§ EXERCISE INPUTS:
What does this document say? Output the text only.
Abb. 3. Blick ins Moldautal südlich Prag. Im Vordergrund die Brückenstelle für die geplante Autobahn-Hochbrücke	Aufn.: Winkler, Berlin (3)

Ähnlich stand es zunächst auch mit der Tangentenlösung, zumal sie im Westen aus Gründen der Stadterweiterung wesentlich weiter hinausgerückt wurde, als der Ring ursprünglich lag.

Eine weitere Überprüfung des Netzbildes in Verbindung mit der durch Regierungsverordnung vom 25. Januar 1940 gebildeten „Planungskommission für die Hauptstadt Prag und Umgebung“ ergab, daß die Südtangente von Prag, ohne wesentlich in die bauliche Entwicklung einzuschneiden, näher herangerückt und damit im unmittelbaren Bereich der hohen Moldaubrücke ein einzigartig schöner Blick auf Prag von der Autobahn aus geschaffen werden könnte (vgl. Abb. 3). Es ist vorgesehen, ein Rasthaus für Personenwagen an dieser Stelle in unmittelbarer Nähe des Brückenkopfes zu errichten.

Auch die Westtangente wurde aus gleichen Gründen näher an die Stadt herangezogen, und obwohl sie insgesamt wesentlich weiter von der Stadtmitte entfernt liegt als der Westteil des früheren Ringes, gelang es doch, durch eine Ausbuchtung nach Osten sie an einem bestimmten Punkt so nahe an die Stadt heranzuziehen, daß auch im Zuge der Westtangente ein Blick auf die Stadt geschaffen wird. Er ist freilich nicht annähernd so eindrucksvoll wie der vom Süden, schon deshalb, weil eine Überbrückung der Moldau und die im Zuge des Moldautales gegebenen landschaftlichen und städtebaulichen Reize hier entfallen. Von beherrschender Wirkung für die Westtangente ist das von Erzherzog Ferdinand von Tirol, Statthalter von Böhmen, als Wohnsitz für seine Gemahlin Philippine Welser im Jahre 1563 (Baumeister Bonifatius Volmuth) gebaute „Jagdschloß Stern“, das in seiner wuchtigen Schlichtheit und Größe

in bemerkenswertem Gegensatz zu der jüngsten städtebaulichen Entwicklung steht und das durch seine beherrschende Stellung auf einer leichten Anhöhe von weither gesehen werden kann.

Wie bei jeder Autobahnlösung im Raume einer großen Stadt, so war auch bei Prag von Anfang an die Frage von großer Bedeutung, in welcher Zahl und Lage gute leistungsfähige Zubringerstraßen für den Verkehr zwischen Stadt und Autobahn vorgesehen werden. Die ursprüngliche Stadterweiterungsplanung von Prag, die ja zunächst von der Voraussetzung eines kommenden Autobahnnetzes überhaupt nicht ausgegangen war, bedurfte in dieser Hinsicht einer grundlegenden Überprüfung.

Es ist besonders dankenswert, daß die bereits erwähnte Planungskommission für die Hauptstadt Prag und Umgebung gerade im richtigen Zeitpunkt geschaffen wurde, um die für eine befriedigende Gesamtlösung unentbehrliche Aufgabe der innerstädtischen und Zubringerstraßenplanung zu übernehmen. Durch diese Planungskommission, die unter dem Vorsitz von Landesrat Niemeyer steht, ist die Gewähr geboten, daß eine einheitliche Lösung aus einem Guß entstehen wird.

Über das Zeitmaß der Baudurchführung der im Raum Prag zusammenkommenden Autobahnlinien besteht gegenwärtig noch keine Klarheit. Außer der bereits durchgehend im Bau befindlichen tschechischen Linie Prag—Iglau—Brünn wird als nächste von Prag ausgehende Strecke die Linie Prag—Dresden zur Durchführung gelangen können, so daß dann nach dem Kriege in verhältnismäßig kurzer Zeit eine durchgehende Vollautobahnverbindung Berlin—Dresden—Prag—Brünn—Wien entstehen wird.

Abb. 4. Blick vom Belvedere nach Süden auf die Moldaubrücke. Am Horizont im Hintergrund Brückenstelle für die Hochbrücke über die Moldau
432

§ AIM: Extract every line from the records above that contains the word "Hochbrücke".

§ TASK OUTPUT:
Abb. 3. Blick ins Moldautal südlich Prag. Im Vordergrund die Brückenstelle für die geplante Autobahn-Hochbrücke	Aufn.: Winkler, Berlin (3)
Abb. 4. Blick vom Belvedere nach Süden auf die Moldaubrücke. Am Horizont im Hintergrund Brückenstelle für die Hochbrücke über die Moldau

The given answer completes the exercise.